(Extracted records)
-------------------------

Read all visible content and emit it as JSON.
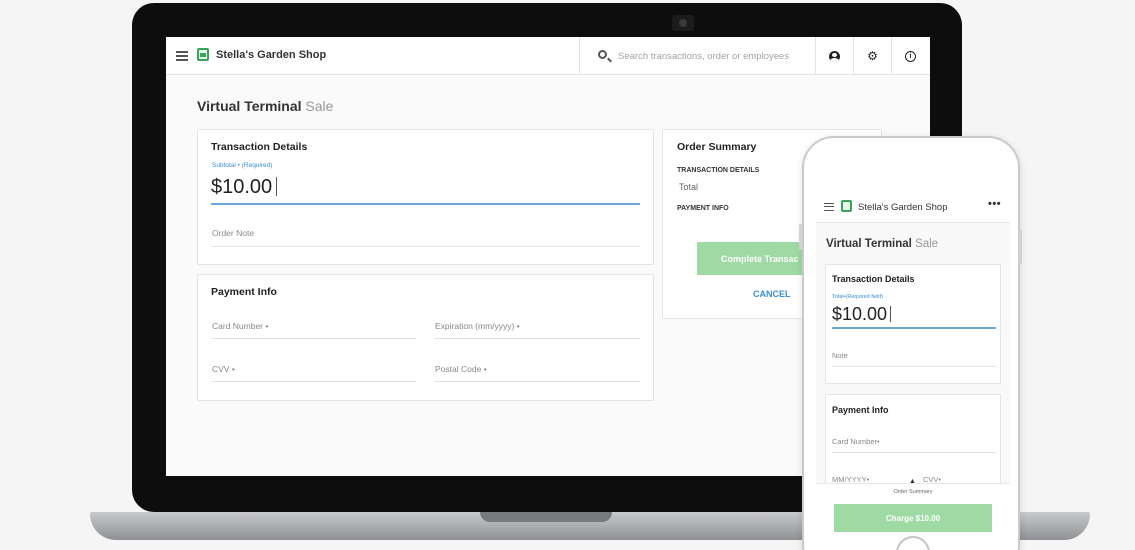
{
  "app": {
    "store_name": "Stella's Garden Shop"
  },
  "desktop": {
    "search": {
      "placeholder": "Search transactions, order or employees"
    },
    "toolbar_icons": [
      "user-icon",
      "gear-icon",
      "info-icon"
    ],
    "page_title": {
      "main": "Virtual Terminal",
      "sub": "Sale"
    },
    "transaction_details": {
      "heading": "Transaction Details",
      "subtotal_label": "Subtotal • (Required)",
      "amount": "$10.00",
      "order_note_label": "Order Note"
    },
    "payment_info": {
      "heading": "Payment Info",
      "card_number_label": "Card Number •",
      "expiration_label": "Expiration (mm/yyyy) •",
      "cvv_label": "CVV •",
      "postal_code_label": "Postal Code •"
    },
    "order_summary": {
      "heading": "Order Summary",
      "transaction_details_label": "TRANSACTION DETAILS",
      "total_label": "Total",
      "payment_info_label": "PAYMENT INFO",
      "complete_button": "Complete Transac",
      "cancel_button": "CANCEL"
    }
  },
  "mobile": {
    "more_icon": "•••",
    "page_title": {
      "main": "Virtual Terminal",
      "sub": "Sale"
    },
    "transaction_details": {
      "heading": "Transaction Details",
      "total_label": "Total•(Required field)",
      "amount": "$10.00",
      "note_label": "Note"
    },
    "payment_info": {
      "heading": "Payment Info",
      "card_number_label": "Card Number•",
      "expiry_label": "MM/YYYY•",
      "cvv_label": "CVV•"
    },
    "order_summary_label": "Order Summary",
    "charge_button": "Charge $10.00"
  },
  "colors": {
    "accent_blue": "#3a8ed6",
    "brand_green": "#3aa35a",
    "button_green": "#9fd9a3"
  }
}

-------------------------

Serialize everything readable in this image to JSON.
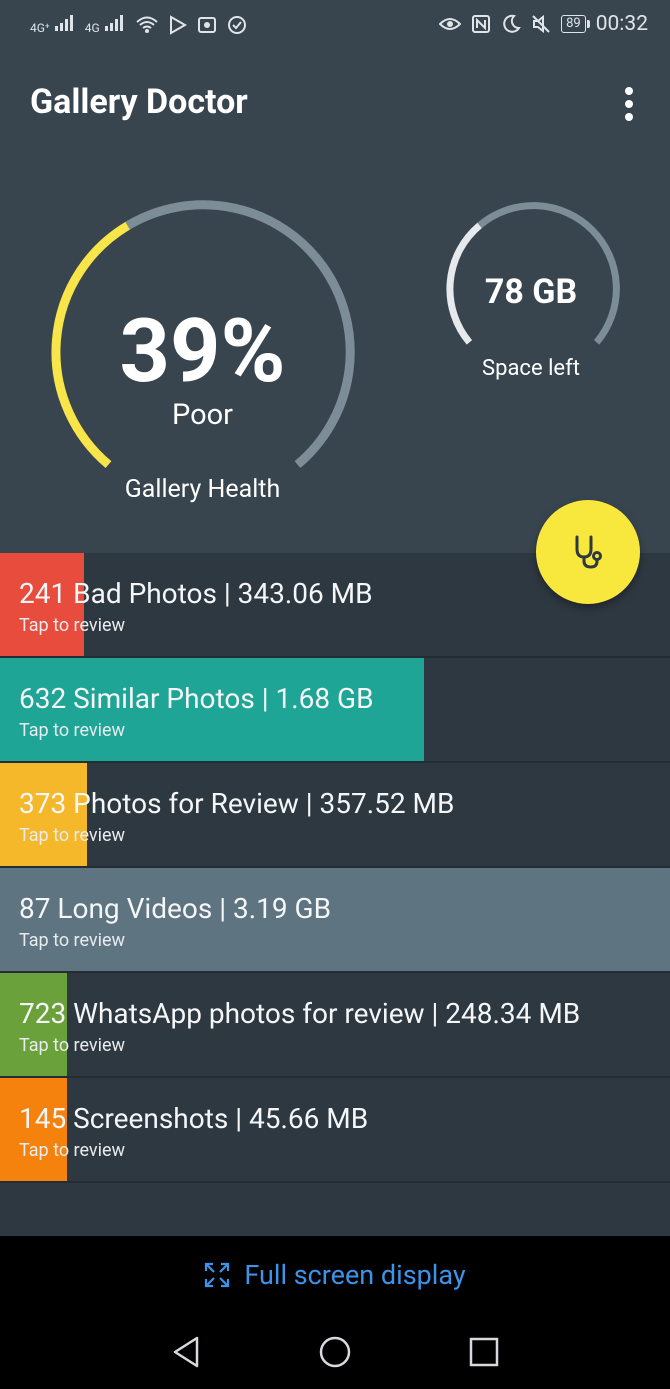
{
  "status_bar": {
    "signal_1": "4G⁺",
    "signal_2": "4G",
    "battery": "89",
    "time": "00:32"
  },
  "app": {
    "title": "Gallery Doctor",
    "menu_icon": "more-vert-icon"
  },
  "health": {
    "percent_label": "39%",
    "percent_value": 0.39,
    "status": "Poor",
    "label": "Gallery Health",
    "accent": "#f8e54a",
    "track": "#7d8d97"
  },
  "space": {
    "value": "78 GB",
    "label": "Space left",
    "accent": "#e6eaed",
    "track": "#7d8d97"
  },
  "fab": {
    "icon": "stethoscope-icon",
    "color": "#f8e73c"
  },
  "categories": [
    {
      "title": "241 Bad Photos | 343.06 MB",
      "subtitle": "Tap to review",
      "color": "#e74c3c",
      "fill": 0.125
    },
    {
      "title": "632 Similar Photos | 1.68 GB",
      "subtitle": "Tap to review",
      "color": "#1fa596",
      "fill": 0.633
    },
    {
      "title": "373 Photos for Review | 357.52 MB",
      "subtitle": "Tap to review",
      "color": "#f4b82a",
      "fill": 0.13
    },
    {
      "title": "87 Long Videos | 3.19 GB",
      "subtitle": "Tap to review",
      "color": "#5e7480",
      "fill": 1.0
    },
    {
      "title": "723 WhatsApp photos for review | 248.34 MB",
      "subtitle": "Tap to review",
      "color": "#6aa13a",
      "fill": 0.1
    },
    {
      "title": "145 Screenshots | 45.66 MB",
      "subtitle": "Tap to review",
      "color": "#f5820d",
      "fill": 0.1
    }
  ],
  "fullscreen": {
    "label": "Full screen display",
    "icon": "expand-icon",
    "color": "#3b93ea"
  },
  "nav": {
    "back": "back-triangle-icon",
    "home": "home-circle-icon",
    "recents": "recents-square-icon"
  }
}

-------------------------

Extract every line containing the string "Number" from the data above.

■ **Exercise solution**:
      "card_number_label": "Card Number •",
      "card_number_label": "Card Number•",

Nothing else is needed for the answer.